___ MATERIAL ___

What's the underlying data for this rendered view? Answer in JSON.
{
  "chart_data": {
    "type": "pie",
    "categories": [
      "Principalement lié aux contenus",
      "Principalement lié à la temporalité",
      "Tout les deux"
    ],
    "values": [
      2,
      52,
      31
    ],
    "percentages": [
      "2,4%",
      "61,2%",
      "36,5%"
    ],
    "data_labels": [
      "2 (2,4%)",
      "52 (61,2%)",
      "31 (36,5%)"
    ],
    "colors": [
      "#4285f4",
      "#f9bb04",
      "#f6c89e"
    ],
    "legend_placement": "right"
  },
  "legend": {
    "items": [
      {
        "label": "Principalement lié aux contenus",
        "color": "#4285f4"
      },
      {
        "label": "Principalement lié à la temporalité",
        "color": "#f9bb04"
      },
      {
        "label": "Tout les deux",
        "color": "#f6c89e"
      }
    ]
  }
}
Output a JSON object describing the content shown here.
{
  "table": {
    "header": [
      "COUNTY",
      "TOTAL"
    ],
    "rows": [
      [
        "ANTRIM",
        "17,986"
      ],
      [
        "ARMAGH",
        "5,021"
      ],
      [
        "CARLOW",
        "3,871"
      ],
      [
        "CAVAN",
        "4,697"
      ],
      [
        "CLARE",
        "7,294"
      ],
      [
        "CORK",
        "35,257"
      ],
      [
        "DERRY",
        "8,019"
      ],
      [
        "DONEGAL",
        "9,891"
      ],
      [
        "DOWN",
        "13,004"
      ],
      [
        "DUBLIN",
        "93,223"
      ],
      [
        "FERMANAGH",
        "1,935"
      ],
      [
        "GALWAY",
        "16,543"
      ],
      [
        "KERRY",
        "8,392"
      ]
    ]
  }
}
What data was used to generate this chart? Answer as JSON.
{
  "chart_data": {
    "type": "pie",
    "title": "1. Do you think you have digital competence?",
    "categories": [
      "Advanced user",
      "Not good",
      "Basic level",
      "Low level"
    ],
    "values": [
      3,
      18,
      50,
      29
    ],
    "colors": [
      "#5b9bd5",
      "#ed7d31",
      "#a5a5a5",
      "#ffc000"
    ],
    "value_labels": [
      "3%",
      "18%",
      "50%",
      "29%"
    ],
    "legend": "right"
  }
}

___

Review the material and copy each line in which the word "this" appears.

What's the underlying data for this rendered view? Answer in JSON.
What data was used to generate this chart? Answer as JSON.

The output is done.